Return every record verbatim.

═══

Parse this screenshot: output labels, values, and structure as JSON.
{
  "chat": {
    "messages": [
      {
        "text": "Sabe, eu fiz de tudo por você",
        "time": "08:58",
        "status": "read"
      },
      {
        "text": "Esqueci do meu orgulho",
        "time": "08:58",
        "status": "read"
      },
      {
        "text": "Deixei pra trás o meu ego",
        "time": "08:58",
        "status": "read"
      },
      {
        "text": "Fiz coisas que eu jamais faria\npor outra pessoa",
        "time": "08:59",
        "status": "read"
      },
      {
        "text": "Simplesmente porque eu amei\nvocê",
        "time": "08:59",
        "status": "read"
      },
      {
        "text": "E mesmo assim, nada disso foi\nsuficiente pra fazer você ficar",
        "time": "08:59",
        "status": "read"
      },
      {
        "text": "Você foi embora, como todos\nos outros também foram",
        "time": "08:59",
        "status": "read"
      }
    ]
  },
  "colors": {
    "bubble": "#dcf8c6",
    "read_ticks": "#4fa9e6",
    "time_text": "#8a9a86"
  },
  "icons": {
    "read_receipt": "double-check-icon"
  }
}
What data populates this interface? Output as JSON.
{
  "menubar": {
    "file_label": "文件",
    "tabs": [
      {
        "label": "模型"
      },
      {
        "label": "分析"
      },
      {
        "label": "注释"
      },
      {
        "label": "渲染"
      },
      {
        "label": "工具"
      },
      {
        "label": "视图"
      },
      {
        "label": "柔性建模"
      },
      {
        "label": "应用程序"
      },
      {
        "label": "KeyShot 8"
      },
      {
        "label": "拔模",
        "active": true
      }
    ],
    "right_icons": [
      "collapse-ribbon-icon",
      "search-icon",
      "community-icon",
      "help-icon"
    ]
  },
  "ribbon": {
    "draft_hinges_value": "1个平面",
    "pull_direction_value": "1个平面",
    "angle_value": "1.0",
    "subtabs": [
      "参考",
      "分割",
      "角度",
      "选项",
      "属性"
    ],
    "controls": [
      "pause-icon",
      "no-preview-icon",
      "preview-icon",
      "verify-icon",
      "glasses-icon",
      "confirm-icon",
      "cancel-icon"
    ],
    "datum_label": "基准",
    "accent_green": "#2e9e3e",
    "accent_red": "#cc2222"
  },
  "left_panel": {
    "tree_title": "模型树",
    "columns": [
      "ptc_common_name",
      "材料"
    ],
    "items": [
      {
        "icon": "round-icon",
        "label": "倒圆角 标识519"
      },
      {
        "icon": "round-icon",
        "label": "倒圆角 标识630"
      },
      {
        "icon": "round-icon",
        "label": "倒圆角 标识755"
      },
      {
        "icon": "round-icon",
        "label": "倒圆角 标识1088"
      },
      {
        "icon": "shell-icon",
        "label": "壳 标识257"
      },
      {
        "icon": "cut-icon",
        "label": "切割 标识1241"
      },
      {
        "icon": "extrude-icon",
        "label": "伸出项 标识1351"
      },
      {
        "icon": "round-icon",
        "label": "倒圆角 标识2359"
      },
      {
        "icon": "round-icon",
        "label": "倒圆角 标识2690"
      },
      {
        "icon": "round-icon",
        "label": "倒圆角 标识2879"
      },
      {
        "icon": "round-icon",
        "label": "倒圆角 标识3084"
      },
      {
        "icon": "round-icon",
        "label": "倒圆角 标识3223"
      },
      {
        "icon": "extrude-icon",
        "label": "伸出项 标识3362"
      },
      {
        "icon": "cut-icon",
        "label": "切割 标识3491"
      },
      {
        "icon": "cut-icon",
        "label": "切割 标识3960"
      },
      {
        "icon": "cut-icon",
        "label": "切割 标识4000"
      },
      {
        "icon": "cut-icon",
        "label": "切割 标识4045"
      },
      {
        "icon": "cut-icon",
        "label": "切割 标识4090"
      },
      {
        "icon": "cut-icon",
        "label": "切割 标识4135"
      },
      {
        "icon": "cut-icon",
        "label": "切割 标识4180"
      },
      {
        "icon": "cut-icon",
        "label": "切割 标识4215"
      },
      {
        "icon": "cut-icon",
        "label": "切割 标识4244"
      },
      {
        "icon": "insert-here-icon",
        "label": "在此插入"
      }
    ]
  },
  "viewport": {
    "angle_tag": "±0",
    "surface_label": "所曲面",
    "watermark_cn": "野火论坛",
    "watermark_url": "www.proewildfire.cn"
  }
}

═══

» **Solution below**:
Parse this screenshot: output labels, values, and structure as JSON.
{
  "chat": {
    "messages": [
      {
        "text": "Sabe, eu fiz de tudo por você",
        "time": "08:58",
        "status": "read"
      },
      {
        "text": "Esqueci do meu orgulho",
        "time": "08:58",
        "status": "read"
      },
      {
        "text": "Deixei pra trás o meu ego",
        "time": "08:58",
        "status": "read"
      },
      {
        "text": "Fiz coisas que eu jamais faria\npor outra pessoa",
        "time": "08:59",
        "status": "read"
      },
      {
        "text": "Simplesmente porque eu amei\nvocê",
        "time": "08:59",
        "status": "read"
      },
      {
        "text": "E mesmo assim, nada disso foi\nsuficiente pra fazer você ficar",
        "time": "08:59",
        "status": "read"
      },
      {
        "text": "Você foi embora, como todos\nos outros também foram",
        "time": "08:59",
        "status": "read"
      }
    ]
  },
  "colors": {
    "bubble": "#dcf8c6",
    "read_ticks": "#4fa9e6",
    "time_text": "#8a9a86"
  },
  "icons": {
    "read_receipt": "double-check-icon"
  }
}
What data populates this interface? Output as JSON.
{
  "menubar": {
    "file_label": "文件",
    "tabs": [
      {
        "label": "模型"
      },
      {
        "label": "分析"
      },
      {
        "label": "注释"
      },
      {
        "label": "渲染"
      },
      {
        "label": "工具"
      },
      {
        "label": "视图"
      },
      {
        "label": "柔性建模"
      },
      {
        "label": "应用程序"
      },
      {
        "label": "KeyShot 8"
      },
      {
        "label": "拔模",
        "active": true
      }
    ],
    "right_icons": [
      "collapse-ribbon-icon",
      "search-icon",
      "community-icon",
      "help-icon"
    ]
  },
  "ribbon": {
    "draft_hinges_value": "1个平面",
    "pull_direction_value": "1个平面",
    "angle_value": "1.0",
    "subtabs": [
      "参考",
      "分割",
      "角度",
      "选项",
      "属性"
    ],
    "controls": [
      "pause-icon",
      "no-preview-icon",
      "preview-icon",
      "verify-icon",
      "glasses-icon",
      "confirm-icon",
      "cancel-icon"
    ],
    "datum_label": "基准",
    "accent_green": "#2e9e3e",
    "accent_red": "#cc2222"
  },
  "left_panel": {
    "tree_title": "模型树",
    "columns": [
      "ptc_common_name",
      "材料"
    ],
    "items": [
      {
        "icon": "round-icon",
        "label": "倒圆角 标识519"
      },
      {
        "icon": "round-icon",
        "label": "倒圆角 标识630"
      },
      {
        "icon": "round-icon",
        "label": "倒圆角 标识755"
      },
      {
        "icon": "round-icon",
        "label": "倒圆角 标识1088"
      },
      {
        "icon": "shell-icon",
        "label": "壳 标识257"
      },
      {
        "icon": "cut-icon",
        "label": "切割 标识1241"
      },
      {
        "icon": "extrude-icon",
        "label": "伸出项 标识1351"
      },
      {
        "icon": "round-icon",
        "label": "倒圆角 标识2359"
      },
      {
        "icon": "round-icon",
        "label": "倒圆角 标识2690"
      },
      {
        "icon": "round-icon",
        "label": "倒圆角 标识2879"
      },
      {
        "icon": "round-icon",
        "label": "倒圆角 标识3084"
      },
      {
        "icon": "round-icon",
        "label": "倒圆角 标识3223"
      },
      {
        "icon": "extrude-icon",
        "label": "伸出项 标识3362"
      },
      {
        "icon": "cut-icon",
        "label": "切割 标识3491"
      },
      {
        "icon": "cut-icon",
        "label": "切割 标识3960"
      },
      {
        "icon": "cut-icon",
        "label": "切割 标识4000"
      },
      {
        "icon": "cut-icon",
        "label": "切割 标识4045"
      },
      {
        "icon": "cut-icon",
        "label": "切割 标识4090"
      },
      {
        "icon": "cut-icon",
        "label": "切割 标识4135"
      },
      {
        "icon": "cut-icon",
        "label": "切割 标识4180"
      },
      {
        "icon": "cut-icon",
        "label": "切割 标识4215"
      },
      {
        "icon": "cut-icon",
        "label": "切割 标识4244"
      },
      {
        "icon": "insert-here-icon",
        "label": "在此插入"
      }
    ]
  },
  "viewport": {
    "angle_tag": "±0",
    "surface_label": "所曲面",
    "watermark_cn": "野火论坛",
    "watermark_url": "www.proewildfire.cn"
  }
}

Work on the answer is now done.